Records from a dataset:
□ □ □ □ □ □ □
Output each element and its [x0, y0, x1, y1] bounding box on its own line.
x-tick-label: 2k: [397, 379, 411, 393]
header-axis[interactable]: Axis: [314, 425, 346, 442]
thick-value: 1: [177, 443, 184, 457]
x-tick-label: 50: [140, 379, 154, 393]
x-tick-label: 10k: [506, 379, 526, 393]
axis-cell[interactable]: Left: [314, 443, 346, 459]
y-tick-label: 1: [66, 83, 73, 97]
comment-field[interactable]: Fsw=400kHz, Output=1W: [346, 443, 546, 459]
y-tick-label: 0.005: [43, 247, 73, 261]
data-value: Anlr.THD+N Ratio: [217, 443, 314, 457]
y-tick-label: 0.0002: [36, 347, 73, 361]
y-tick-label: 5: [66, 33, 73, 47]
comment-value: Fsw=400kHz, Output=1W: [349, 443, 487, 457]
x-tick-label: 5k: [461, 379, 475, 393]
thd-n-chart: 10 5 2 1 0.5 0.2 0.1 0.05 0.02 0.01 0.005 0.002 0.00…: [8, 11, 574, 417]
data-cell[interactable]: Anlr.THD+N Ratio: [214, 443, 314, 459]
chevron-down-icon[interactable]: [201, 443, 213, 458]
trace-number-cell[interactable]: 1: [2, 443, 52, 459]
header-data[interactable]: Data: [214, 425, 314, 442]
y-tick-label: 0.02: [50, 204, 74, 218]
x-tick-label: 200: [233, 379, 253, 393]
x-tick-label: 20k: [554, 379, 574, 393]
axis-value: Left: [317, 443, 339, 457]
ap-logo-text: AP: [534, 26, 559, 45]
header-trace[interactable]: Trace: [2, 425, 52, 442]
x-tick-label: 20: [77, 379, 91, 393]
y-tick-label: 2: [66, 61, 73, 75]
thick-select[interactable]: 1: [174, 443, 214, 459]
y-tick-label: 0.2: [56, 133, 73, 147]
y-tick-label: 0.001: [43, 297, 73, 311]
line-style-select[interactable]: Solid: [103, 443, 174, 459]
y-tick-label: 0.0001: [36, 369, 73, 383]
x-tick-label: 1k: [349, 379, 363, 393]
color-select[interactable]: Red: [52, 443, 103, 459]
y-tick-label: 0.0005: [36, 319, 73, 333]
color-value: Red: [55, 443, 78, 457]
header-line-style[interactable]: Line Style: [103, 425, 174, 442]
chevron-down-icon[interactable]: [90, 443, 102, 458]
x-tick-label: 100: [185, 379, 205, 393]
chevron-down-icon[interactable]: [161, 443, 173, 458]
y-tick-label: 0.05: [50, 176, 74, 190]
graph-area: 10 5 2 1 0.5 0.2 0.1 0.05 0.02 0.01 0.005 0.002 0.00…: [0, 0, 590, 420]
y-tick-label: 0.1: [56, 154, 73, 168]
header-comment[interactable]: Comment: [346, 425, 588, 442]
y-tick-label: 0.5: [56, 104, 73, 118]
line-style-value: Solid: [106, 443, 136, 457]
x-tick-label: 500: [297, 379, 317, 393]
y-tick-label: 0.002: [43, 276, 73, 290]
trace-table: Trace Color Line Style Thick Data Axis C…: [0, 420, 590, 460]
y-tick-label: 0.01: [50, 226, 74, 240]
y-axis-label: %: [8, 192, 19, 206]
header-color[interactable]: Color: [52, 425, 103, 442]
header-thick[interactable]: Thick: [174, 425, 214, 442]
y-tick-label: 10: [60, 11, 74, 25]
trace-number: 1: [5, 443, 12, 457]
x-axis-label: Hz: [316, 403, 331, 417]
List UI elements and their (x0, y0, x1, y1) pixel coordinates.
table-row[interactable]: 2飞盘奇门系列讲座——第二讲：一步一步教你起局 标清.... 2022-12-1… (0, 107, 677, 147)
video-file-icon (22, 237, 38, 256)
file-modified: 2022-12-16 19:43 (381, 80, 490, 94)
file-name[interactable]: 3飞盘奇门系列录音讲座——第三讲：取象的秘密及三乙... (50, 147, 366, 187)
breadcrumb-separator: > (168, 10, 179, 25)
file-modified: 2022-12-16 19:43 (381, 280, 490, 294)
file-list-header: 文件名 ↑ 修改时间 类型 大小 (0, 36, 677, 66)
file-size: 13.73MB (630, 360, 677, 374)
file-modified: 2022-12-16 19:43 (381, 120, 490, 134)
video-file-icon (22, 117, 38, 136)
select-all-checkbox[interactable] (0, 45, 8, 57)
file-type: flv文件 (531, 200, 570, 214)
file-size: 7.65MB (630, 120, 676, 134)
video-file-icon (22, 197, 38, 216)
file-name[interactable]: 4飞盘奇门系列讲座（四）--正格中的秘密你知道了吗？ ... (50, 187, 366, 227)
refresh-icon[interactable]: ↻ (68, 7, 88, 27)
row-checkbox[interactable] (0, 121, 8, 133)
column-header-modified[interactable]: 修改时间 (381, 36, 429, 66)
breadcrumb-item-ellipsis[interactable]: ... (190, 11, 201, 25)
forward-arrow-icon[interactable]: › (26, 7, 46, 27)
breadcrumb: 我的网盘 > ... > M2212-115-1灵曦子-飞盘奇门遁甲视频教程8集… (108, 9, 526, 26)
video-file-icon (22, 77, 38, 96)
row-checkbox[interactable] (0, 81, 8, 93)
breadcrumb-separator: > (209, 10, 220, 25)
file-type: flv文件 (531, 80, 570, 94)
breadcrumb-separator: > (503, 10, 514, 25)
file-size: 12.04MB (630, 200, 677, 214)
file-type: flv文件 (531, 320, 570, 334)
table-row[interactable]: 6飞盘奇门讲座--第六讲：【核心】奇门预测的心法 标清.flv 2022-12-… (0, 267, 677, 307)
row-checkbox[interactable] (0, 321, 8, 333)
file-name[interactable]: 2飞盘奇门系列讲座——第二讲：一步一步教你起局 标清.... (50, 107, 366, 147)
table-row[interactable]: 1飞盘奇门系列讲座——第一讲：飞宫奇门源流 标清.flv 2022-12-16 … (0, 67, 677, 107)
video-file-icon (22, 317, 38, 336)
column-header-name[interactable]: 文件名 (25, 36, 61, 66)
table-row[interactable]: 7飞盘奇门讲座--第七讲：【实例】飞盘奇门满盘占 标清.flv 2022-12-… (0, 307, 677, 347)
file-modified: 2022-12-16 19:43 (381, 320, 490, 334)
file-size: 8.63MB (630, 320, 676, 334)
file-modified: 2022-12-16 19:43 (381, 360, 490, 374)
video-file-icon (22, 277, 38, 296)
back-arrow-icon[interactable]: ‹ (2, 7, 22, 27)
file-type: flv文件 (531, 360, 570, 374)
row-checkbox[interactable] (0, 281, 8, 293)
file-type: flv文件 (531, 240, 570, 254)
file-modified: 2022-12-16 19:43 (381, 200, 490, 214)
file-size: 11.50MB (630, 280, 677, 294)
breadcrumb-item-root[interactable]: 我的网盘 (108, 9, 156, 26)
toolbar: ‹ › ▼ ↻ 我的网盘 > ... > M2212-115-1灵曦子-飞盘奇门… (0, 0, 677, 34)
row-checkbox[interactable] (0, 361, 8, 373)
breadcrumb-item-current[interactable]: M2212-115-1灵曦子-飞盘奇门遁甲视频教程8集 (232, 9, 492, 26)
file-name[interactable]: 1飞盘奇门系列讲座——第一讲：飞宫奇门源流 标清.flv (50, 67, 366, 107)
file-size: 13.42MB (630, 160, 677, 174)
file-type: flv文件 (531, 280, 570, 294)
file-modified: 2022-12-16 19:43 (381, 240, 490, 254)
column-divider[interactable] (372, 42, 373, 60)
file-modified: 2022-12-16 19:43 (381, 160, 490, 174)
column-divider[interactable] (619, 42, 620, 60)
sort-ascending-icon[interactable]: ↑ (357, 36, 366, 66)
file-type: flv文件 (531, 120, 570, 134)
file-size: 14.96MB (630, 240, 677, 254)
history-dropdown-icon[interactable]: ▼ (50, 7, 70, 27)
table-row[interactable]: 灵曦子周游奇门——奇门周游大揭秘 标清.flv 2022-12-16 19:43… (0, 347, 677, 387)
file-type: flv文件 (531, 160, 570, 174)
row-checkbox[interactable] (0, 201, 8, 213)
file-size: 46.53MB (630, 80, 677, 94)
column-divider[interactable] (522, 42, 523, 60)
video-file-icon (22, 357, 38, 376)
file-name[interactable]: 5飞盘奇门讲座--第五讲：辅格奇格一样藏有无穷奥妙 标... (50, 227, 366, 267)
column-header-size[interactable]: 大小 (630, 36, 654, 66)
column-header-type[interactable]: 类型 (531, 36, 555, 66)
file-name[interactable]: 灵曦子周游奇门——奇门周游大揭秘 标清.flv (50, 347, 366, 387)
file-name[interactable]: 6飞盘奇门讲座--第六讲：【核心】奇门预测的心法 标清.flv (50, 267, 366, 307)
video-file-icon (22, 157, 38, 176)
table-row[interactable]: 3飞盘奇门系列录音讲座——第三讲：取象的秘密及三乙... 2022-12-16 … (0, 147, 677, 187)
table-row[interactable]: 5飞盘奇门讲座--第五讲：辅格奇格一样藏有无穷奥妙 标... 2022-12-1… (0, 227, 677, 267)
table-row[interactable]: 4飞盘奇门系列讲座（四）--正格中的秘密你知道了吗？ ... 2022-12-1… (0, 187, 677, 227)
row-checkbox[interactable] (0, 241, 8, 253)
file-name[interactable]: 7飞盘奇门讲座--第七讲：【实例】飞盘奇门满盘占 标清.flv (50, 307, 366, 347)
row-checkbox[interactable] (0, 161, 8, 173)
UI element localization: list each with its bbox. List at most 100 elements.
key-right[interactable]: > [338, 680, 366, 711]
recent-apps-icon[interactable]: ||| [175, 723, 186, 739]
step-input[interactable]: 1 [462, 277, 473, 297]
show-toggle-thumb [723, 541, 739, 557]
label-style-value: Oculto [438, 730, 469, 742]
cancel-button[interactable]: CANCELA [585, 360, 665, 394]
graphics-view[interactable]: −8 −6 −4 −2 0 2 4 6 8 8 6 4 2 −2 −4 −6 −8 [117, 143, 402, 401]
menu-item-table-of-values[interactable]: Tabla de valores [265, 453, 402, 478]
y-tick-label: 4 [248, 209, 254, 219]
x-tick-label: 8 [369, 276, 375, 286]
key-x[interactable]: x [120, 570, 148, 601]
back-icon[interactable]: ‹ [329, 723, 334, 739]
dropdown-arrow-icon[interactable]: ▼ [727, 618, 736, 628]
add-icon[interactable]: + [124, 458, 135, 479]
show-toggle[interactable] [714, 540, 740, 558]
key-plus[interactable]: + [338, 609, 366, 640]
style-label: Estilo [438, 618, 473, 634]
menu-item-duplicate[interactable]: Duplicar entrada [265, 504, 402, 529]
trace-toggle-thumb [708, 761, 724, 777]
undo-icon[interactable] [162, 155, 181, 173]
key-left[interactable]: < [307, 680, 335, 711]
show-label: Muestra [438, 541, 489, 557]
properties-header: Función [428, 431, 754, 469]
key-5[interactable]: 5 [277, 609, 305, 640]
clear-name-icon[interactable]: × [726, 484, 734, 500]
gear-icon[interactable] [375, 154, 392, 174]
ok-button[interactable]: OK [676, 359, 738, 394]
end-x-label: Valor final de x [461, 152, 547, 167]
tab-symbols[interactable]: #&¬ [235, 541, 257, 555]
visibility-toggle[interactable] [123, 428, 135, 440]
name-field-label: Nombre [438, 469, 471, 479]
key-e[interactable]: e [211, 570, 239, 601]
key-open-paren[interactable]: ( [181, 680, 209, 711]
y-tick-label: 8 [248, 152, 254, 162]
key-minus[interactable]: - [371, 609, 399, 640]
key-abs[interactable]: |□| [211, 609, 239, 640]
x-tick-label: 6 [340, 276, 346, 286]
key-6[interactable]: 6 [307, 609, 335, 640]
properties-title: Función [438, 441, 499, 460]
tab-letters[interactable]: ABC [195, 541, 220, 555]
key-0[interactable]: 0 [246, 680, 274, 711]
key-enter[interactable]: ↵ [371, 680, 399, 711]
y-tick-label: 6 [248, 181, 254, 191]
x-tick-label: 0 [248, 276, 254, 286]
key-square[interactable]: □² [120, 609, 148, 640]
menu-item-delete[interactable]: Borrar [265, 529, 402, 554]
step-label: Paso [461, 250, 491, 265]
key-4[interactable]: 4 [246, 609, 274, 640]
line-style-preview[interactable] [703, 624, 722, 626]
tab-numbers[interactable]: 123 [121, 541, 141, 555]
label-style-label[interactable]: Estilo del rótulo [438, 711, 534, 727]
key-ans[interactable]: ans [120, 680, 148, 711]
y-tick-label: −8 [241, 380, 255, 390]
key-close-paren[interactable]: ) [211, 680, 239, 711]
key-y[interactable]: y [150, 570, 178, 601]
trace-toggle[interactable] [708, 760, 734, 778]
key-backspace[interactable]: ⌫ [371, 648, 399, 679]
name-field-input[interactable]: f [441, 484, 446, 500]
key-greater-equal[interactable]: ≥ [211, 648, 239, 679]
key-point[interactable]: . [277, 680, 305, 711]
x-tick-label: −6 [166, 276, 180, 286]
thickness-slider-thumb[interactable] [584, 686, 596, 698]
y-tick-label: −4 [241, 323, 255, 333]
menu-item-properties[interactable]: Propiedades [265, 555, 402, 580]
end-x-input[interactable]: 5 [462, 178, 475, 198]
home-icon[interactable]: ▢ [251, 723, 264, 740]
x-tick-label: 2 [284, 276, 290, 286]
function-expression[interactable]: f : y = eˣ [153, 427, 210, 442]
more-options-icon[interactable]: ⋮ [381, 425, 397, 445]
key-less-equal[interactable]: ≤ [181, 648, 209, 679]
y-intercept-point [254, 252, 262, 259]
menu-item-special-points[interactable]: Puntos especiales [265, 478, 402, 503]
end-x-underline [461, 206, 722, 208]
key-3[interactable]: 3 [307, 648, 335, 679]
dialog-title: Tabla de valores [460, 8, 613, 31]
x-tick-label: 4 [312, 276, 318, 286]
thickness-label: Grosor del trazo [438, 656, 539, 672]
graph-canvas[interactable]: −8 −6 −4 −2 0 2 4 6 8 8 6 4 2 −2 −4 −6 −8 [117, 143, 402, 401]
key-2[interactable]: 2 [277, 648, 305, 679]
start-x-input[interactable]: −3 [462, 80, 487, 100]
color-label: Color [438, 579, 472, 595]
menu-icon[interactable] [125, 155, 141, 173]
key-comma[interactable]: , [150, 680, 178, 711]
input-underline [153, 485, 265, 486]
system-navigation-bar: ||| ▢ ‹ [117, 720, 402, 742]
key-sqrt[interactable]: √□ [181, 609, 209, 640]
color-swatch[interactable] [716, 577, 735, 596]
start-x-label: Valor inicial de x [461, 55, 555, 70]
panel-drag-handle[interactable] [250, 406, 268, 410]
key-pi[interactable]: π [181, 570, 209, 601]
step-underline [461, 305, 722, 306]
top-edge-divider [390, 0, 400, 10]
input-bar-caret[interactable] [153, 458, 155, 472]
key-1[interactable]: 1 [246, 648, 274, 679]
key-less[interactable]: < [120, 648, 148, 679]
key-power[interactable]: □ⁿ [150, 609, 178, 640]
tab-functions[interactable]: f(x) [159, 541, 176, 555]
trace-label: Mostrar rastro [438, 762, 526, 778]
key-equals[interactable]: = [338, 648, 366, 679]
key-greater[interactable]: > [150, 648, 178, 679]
□ □ □ □ □ □ □
Challenge: Copy the material above word for word, starting at its first line and ending at the line containing "header-trace[interactable]: Trace: [2, 425, 52, 442]", with both of those lines included.

Output for this exercise:
Output each element and its [x0, y0, x1, y1] bounding box on its own line.
x-tick-label: 2k: [397, 379, 411, 393]
header-axis[interactable]: Axis: [314, 425, 346, 442]
thick-value: 1: [177, 443, 184, 457]
x-tick-label: 50: [140, 379, 154, 393]
x-tick-label: 10k: [506, 379, 526, 393]
axis-cell[interactable]: Left: [314, 443, 346, 459]
y-tick-label: 1: [66, 83, 73, 97]
comment-field[interactable]: Fsw=400kHz, Output=1W: [346, 443, 546, 459]
y-tick-label: 0.005: [43, 247, 73, 261]
data-value: Anlr.THD+N Ratio: [217, 443, 314, 457]
y-tick-label: 0.0002: [36, 347, 73, 361]
y-tick-label: 5: [66, 33, 73, 47]
comment-value: Fsw=400kHz, Output=1W: [349, 443, 487, 457]
x-tick-label: 5k: [461, 379, 475, 393]
thd-n-chart: 10 5 2 1 0.5 0.2 0.1 0.05 0.02 0.01 0.005 0.002 0.00…: [8, 11, 574, 417]
data-cell[interactable]: Anlr.THD+N Ratio: [214, 443, 314, 459]
chevron-down-icon[interactable]: [201, 443, 213, 458]
trace-number-cell[interactable]: 1: [2, 443, 52, 459]
header-data[interactable]: Data: [214, 425, 314, 442]
y-tick-label: 0.02: [50, 204, 74, 218]
x-tick-label: 200: [233, 379, 253, 393]
x-tick-label: 20k: [554, 379, 574, 393]
axis-value: Left: [317, 443, 339, 457]
ap-logo-text: AP: [534, 26, 559, 45]
header-trace[interactable]: Trace: [2, 425, 52, 442]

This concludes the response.